Extracted records:

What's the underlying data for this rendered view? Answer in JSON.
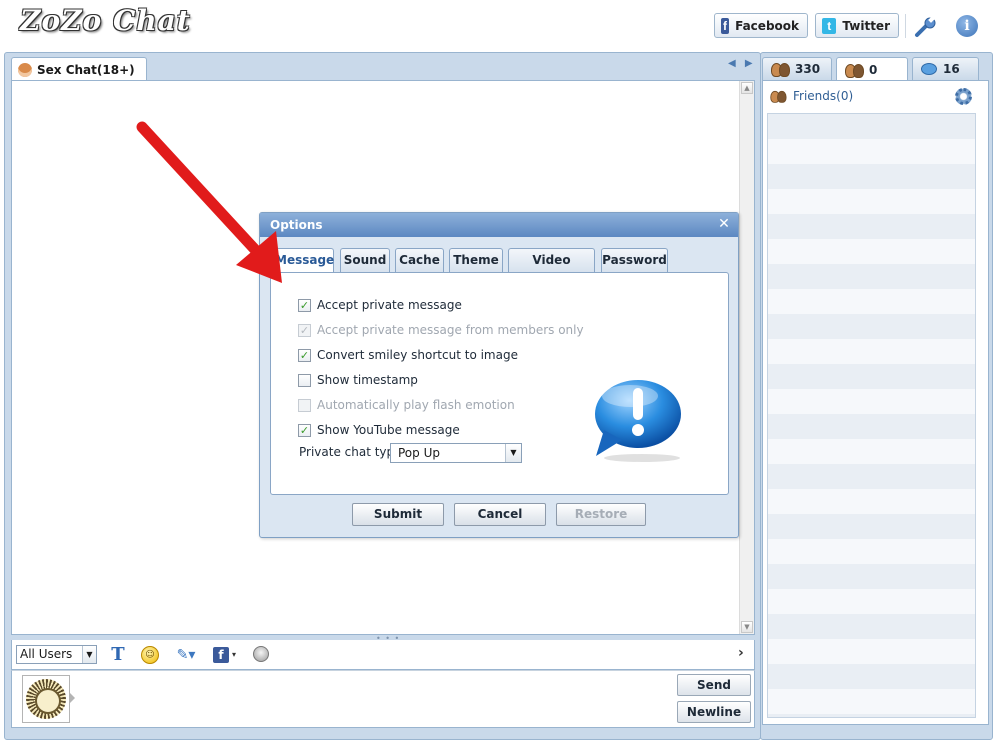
{
  "app": {
    "logo": "ZoZo Chat"
  },
  "header": {
    "facebook_label": "Facebook",
    "twitter_label": "Twitter",
    "facebook_glyph": "f",
    "twitter_glyph": "t",
    "info_glyph": "i"
  },
  "chat": {
    "room_tab": "Sex Chat(18+)",
    "nav": {
      "left": "◀",
      "right": "▶"
    },
    "scroll": {
      "up": "▲",
      "down": "▼"
    },
    "splitter": "• • •",
    "toolbar": {
      "recipient": "All Users",
      "recipient_arrow": "▼",
      "font_glyph": "T",
      "smiley_glyph": "☺",
      "brush_glyph": "✎▾",
      "fb_glyph": "f",
      "fb_dd": "▾",
      "expand": "›"
    },
    "send_label": "Send",
    "newline_label": "Newline"
  },
  "right": {
    "tabs": [
      {
        "label": "330",
        "icon": "users-icon"
      },
      {
        "label": "0",
        "icon": "friends-icon"
      },
      {
        "label": "16",
        "icon": "chat-bubble-icon"
      }
    ],
    "friends_label": "Friends(0)"
  },
  "dialog": {
    "title": "Options",
    "close": "✕",
    "tabs": [
      "Message",
      "Sound",
      "Cache",
      "Theme",
      "Video Layout",
      "Password"
    ],
    "options": [
      {
        "label": "Accept private message",
        "checked": true,
        "disabled": false
      },
      {
        "label": "Accept private message from members only",
        "checked": true,
        "disabled": true
      },
      {
        "label": "Convert smiley shortcut to image",
        "checked": true,
        "disabled": false
      },
      {
        "label": "Show timestamp",
        "checked": false,
        "disabled": false
      },
      {
        "label": "Automatically play flash emotion",
        "checked": false,
        "disabled": true
      },
      {
        "label": "Show YouTube message",
        "checked": true,
        "disabled": false
      }
    ],
    "private_chat_label": "Private chat type:",
    "private_chat_value": "Pop Up",
    "select_arrow": "▼",
    "check_mark": "✓",
    "submit": "Submit",
    "cancel": "Cancel",
    "restore": "Restore"
  },
  "colors": {
    "accent": "#5c88c2",
    "frame": "#c9d9ea",
    "arrow": "#e11b1b",
    "check": "#3a9a2a"
  }
}
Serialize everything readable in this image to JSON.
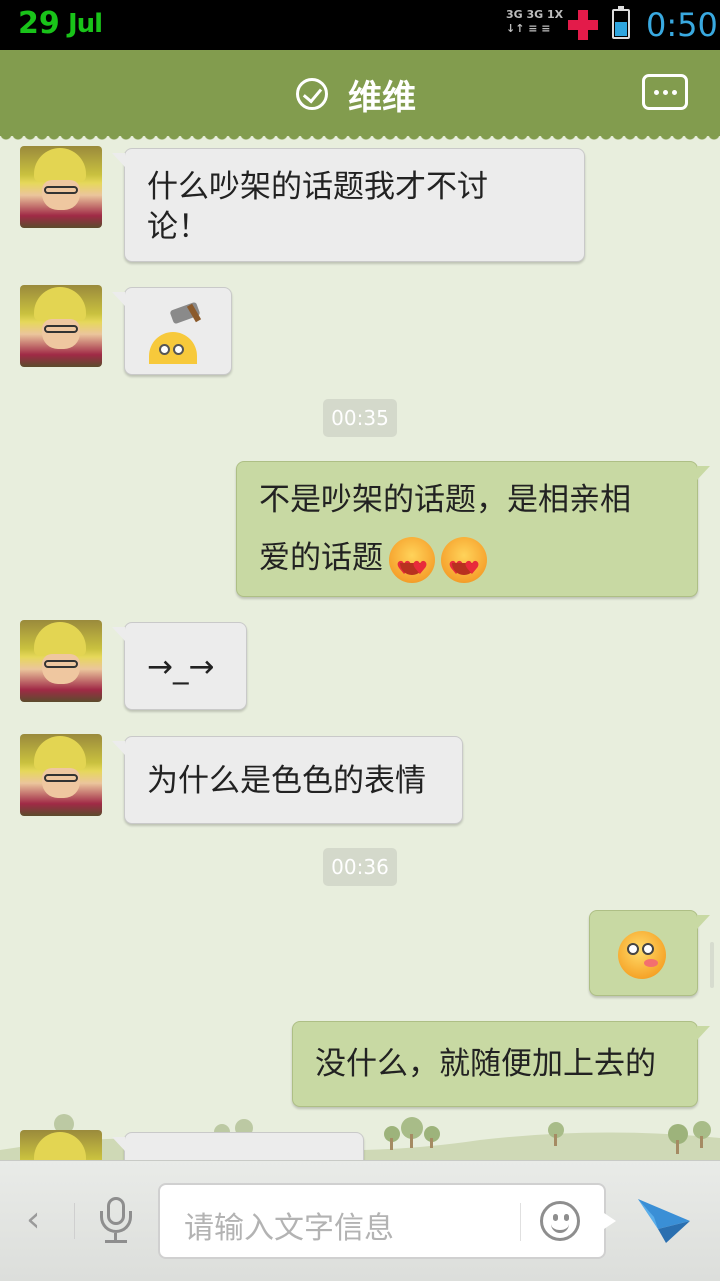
{
  "status_bar": {
    "day": "29",
    "month": "Jul",
    "network_top": "3G 3G 1X",
    "time": "0:50",
    "battery_level_percent": 55,
    "colors": {
      "date": "#19c319",
      "time": "#39a9e0",
      "plus": "#e31b4a"
    }
  },
  "header": {
    "title": "维维",
    "verified_icon": "check-circle-icon",
    "more_icon": "more-dots-icon",
    "color": "#829c4e"
  },
  "messages": [
    {
      "side": "left",
      "text_line1": "什么吵架的话题我才不讨",
      "text_line2": "论！"
    },
    {
      "side": "left",
      "sticker": "axe-head-sticker"
    },
    {
      "timestamp": "00:35"
    },
    {
      "side": "right",
      "text_line1": "不是吵架的话题，是相亲相",
      "text_line2": "爱的话题",
      "emojis": [
        "heart-eyes-emoji",
        "heart-eyes-emoji"
      ]
    },
    {
      "side": "left",
      "text": "→_→"
    },
    {
      "side": "left",
      "text": "为什么是色色的表情"
    },
    {
      "timestamp": "00:36"
    },
    {
      "side": "right",
      "sticker": "blushing-emoji"
    },
    {
      "side": "right",
      "text": "没什么，就随便加上去的"
    }
  ],
  "input_bar": {
    "back_label": "‹",
    "placeholder": "请输入文字信息",
    "icons": [
      "back-chevron-icon",
      "microphone-icon",
      "smiley-icon",
      "send-icon"
    ]
  },
  "theme": {
    "chat_bg": "#e8eedd",
    "left_bubble": "#ececec",
    "right_bubble": "#c8d9a3"
  }
}
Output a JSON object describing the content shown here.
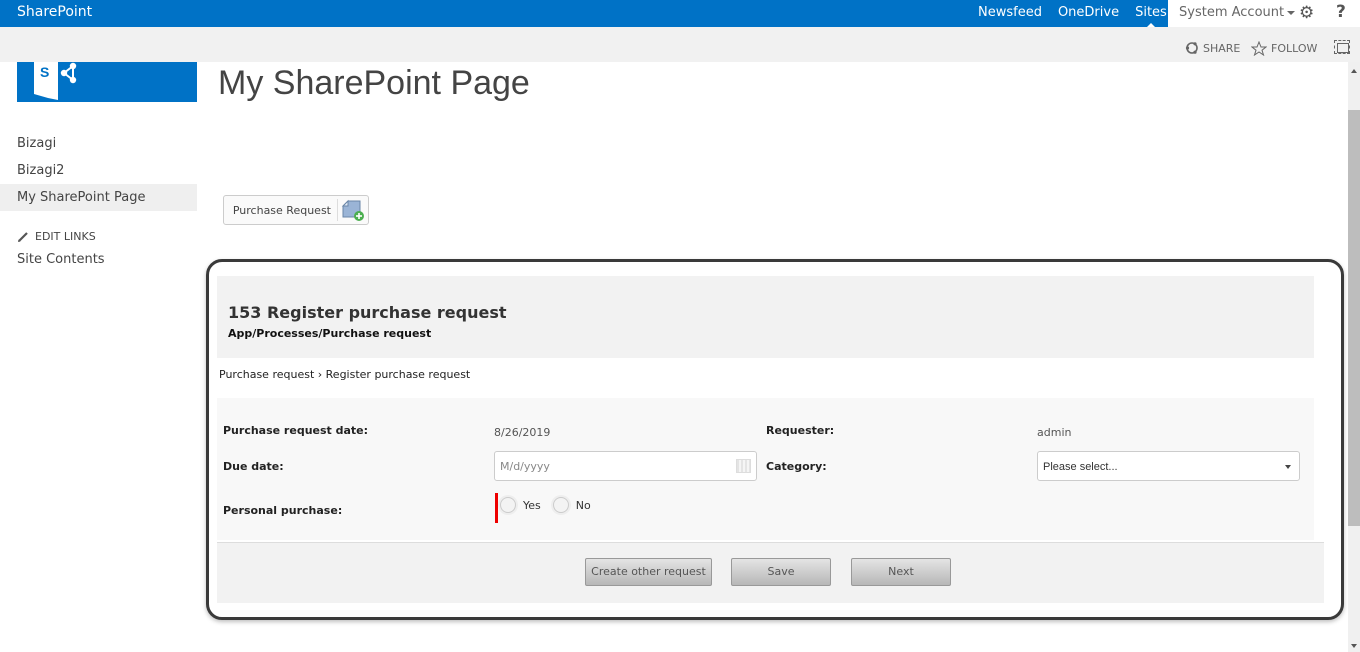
{
  "suitebar": {
    "brand": "SharePoint",
    "links": [
      {
        "label": "Newsfeed",
        "active": false
      },
      {
        "label": "OneDrive",
        "active": false
      },
      {
        "label": "Sites",
        "active": true
      }
    ],
    "account": "System Account",
    "icons": {
      "settings": "gear-icon",
      "help": "help-icon"
    },
    "accent_color": "#0072c6"
  },
  "ribbon": {
    "share_label": "SHARE",
    "follow_label": "FOLLOW"
  },
  "page": {
    "title": "My SharePoint Page"
  },
  "quick_launch": {
    "items": [
      {
        "label": "Bizagi",
        "selected": false
      },
      {
        "label": "Bizagi2",
        "selected": false
      },
      {
        "label": "My SharePoint Page",
        "selected": true
      }
    ],
    "edit_links_label": "EDIT LINKS",
    "site_contents_label": "Site Contents"
  },
  "app_button": {
    "label": "Purchase Request"
  },
  "form": {
    "title": "153 Register purchase request",
    "path": "App/Processes/Purchase request",
    "breadcrumb": "Purchase request › Register purchase request",
    "fields": {
      "purchase_request_date": {
        "label": "Purchase request date:",
        "value": "8/26/2019"
      },
      "requester": {
        "label": "Requester:",
        "value": "admin"
      },
      "due_date": {
        "label": "Due date:",
        "value": "",
        "placeholder": "M/d/yyyy"
      },
      "category": {
        "label": "Category:",
        "selected": "Please select..."
      },
      "personal_purchase": {
        "label": "Personal purchase:",
        "options": [
          "Yes",
          "No"
        ],
        "required": true,
        "required_color": "#e00000"
      }
    },
    "buttons": {
      "create_other": "Create other request",
      "save": "Save",
      "next": "Next"
    }
  }
}
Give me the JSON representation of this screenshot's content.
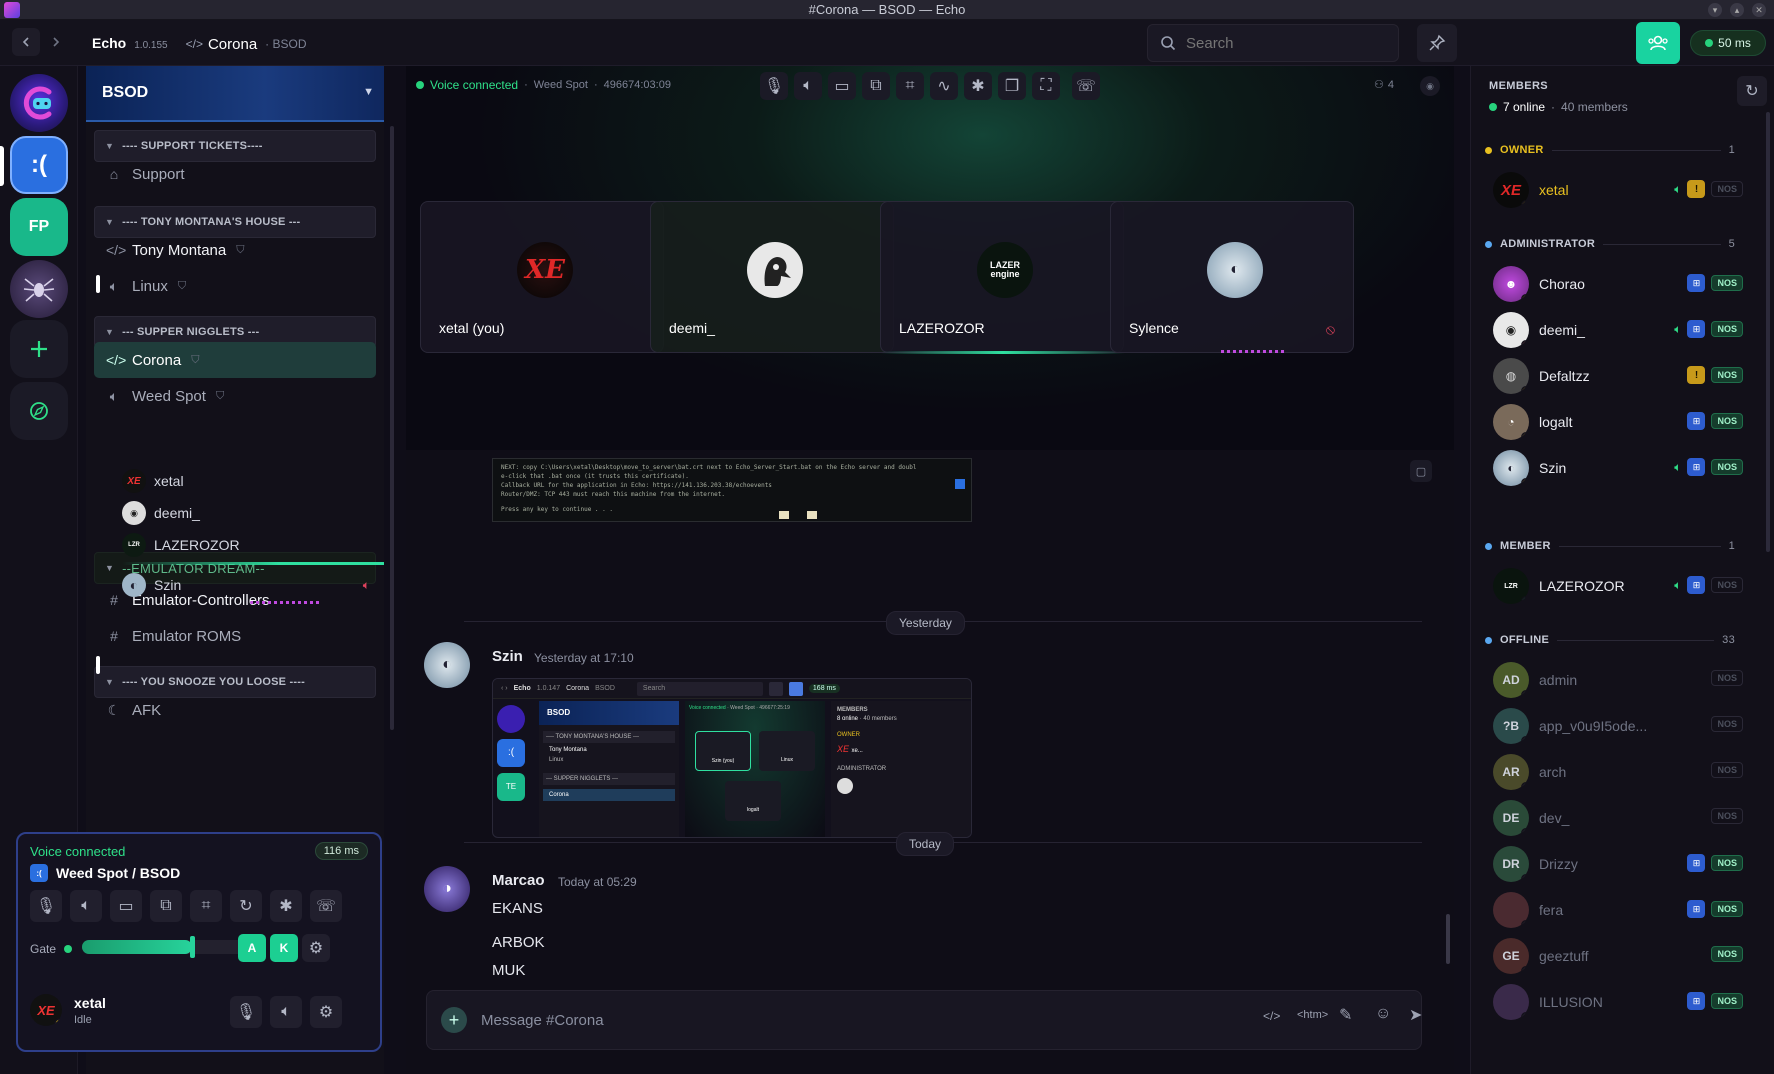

The task: Generate a word-for-word copy of the preceding records, excluding all pictures.

Result for this task:
What's the underlying data for this rendered view? Answer in JSON.
{
  "app": {
    "logo": "ZoZo Chat"
  },
  "header": {
    "facebook_label": "Facebook",
    "twitter_label": "Twitter",
    "facebook_glyph": "f",
    "twitter_glyph": "t",
    "info_glyph": "i"
  },
  "chat": {
    "room_tab": "Sex Chat(18+)",
    "nav": {
      "left": "◀",
      "right": "▶"
    },
    "scroll": {
      "up": "▲",
      "down": "▼"
    },
    "splitter": "• • •",
    "toolbar": {
      "recipient": "All Users",
      "recipient_arrow": "▼",
      "font_glyph": "T",
      "smiley_glyph": "☺",
      "brush_glyph": "✎▾",
      "fb_glyph": "f",
      "fb_dd": "▾",
      "expand": "›"
    },
    "send_label": "Send",
    "newline_label": "Newline"
  },
  "right": {
    "tabs": [
      {
        "label": "330",
        "icon": "users-icon"
      },
      {
        "label": "0",
        "icon": "friends-icon"
      },
      {
        "label": "16",
        "icon": "chat-bubble-icon"
      }
    ],
    "friends_label": "Friends(0)"
  },
  "dialog": {
    "title": "Options",
    "close": "✕",
    "tabs": [
      "Message",
      "Sound",
      "Cache",
      "Theme",
      "Video Layout",
      "Password"
    ],
    "options": [
      {
        "label": "Accept private message",
        "checked": true,
        "disabled": false
      },
      {
        "label": "Accept private message from members only",
        "checked": true,
        "disabled": true
      },
      {
        "label": "Convert smiley shortcut to image",
        "checked": true,
        "disabled": false
      },
      {
        "label": "Show timestamp",
        "checked": false,
        "disabled": false
      },
      {
        "label": "Automatically play flash emotion",
        "checked": false,
        "disabled": true
      },
      {
        "label": "Show YouTube message",
        "checked": true,
        "disabled": false
      }
    ],
    "private_chat_label": "Private chat type:",
    "private_chat_value": "Pop Up",
    "select_arrow": "▼",
    "check_mark": "✓",
    "submit": "Submit",
    "cancel": "Cancel",
    "restore": "Restore"
  },
  "colors": {
    "accent": "#5c88c2",
    "frame": "#c9d9ea",
    "arrow": "#e11b1b",
    "check": "#3a9a2a"
  }
}
Serialize everything readable in this image to JSON.
{
  "status_bar": {
    "day": "29",
    "month": "Jul",
    "network_top": "3G 3G 1X",
    "time": "0:50",
    "battery_level_percent": 55,
    "colors": {
      "date": "#19c319",
      "time": "#39a9e0",
      "plus": "#e31b4a"
    }
  },
  "header": {
    "title": "维维",
    "verified_icon": "check-circle-icon",
    "more_icon": "more-dots-icon",
    "color": "#829c4e"
  },
  "messages": [
    {
      "side": "left",
      "text_line1": "什么吵架的话题我才不讨",
      "text_line2": "论！"
    },
    {
      "side": "left",
      "sticker": "axe-head-sticker"
    },
    {
      "timestamp": "00:35"
    },
    {
      "side": "right",
      "text_line1": "不是吵架的话题，是相亲相",
      "text_line2": "爱的话题",
      "emojis": [
        "heart-eyes-emoji",
        "heart-eyes-emoji"
      ]
    },
    {
      "side": "left",
      "text": "→_→"
    },
    {
      "side": "left",
      "text": "为什么是色色的表情"
    },
    {
      "timestamp": "00:36"
    },
    {
      "side": "right",
      "sticker": "blushing-emoji"
    },
    {
      "side": "right",
      "text": "没什么，就随便加上去的"
    }
  ],
  "input_bar": {
    "back_label": "‹",
    "placeholder": "请输入文字信息",
    "icons": [
      "back-chevron-icon",
      "microphone-icon",
      "smiley-icon",
      "send-icon"
    ]
  },
  "theme": {
    "chat_bg": "#e8eedd",
    "left_bubble": "#ececec",
    "right_bubble": "#c8d9a3"
  }
}
Output a JSON object describing the content shown here.
{
  "suitebar": {
    "brand": "SharePoint",
    "links": [
      {
        "label": "Newsfeed",
        "active": false
      },
      {
        "label": "OneDrive",
        "active": false
      },
      {
        "label": "Sites",
        "active": true
      }
    ],
    "account": "System Account",
    "icons": {
      "settings": "gear-icon",
      "help": "help-icon"
    },
    "accent_color": "#0072c6"
  },
  "ribbon": {
    "share_label": "SHARE",
    "follow_label": "FOLLOW"
  },
  "page": {
    "title": "My SharePoint Page"
  },
  "quick_launch": {
    "items": [
      {
        "label": "Bizagi",
        "selected": false
      },
      {
        "label": "Bizagi2",
        "selected": false
      },
      {
        "label": "My SharePoint Page",
        "selected": true
      }
    ],
    "edit_links_label": "EDIT LINKS",
    "site_contents_label": "Site Contents"
  },
  "app_button": {
    "label": "Purchase Request"
  },
  "form": {
    "title": "153 Register purchase request",
    "path": "App/Processes/Purchase request",
    "breadcrumb": "Purchase request › Register purchase request",
    "fields": {
      "purchase_request_date": {
        "label": "Purchase request date:",
        "value": "8/26/2019"
      },
      "requester": {
        "label": "Requester:",
        "value": "admin"
      },
      "due_date": {
        "label": "Due date:",
        "value": "",
        "placeholder": "M/d/yyyy"
      },
      "category": {
        "label": "Category:",
        "selected": "Please select..."
      },
      "personal_purchase": {
        "label": "Personal purchase:",
        "options": [
          "Yes",
          "No"
        ],
        "required": true,
        "required_color": "#e00000"
      }
    },
    "buttons": {
      "create_other": "Create other request",
      "save": "Save",
      "next": "Next"
    }
  }
}
Give me the JSON representation of this screenshot's content.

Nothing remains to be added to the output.